### STATED PROBLEM
Write the material out again, line by line, exactly as it is.
----
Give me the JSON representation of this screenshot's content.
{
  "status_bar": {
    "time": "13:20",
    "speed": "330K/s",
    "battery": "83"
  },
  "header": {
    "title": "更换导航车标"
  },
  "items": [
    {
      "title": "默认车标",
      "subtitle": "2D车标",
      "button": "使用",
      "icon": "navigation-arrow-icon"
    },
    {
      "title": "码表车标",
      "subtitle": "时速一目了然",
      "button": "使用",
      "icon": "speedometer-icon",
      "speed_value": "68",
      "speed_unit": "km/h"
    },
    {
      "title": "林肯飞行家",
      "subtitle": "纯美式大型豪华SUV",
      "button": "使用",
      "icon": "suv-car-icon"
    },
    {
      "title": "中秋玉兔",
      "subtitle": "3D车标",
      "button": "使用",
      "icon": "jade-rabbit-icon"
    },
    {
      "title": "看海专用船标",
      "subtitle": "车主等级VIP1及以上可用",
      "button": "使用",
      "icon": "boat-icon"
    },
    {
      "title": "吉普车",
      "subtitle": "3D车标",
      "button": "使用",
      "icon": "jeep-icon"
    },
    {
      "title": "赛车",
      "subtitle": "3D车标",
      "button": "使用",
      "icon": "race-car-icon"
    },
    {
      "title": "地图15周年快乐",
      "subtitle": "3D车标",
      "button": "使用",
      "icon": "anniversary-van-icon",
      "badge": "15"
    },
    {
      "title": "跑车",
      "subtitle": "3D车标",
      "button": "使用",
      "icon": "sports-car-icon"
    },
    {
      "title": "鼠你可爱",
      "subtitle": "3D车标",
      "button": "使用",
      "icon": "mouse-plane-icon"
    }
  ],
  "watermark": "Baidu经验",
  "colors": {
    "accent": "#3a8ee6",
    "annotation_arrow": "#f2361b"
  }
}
----
### SOLUTION FOR THIS EXERCISE
Give me the JSON representation of this screenshot's content.
{
  "status_bar": {
    "time": "13:20",
    "speed": "330K/s",
    "battery": "83"
  },
  "header": {
    "title": "更换导航车标"
  },
  "items": [
    {
      "title": "默认车标",
      "subtitle": "2D车标",
      "button": "使用",
      "icon": "navigation-arrow-icon"
    },
    {
      "title": "码表车标",
      "subtitle": "时速一目了然",
      "button": "使用",
      "icon": "speedometer-icon",
      "speed_value": "68",
      "speed_unit": "km/h"
    },
    {
      "title": "林肯飞行家",
      "subtitle": "纯美式大型豪华SUV",
      "button": "使用",
      "icon": "suv-car-icon"
    },
    {
      "title": "中秋玉兔",
      "subtitle": "3D车标",
      "button": "使用",
      "icon": "jade-rabbit-icon"
    },
    {
      "title": "看海专用船标",
      "subtitle": "车主等级VIP1及以上可用",
      "button": "使用",
      "icon": "boat-icon"
    },
    {
      "title": "吉普车",
      "subtitle": "3D车标",
      "button": "使用",
      "icon": "jeep-icon"
    },
    {
      "title": "赛车",
      "subtitle": "3D车标",
      "button": "使用",
      "icon": "race-car-icon"
    },
    {
      "title": "地图15周年快乐",
      "subtitle": "3D车标",
      "button": "使用",
      "icon": "anniversary-van-icon",
      "badge": "15"
    },
    {
      "title": "跑车",
      "subtitle": "3D车标",
      "button": "使用",
      "icon": "sports-car-icon"
    },
    {
      "title": "鼠你可爱",
      "subtitle": "3D车标",
      "button": "使用",
      "icon": "mouse-plane-icon"
    }
  ],
  "watermark": "Baidu经验",
  "colors": {
    "accent": "#3a8ee6",
    "annotation_arrow": "#f2361b"
  }
}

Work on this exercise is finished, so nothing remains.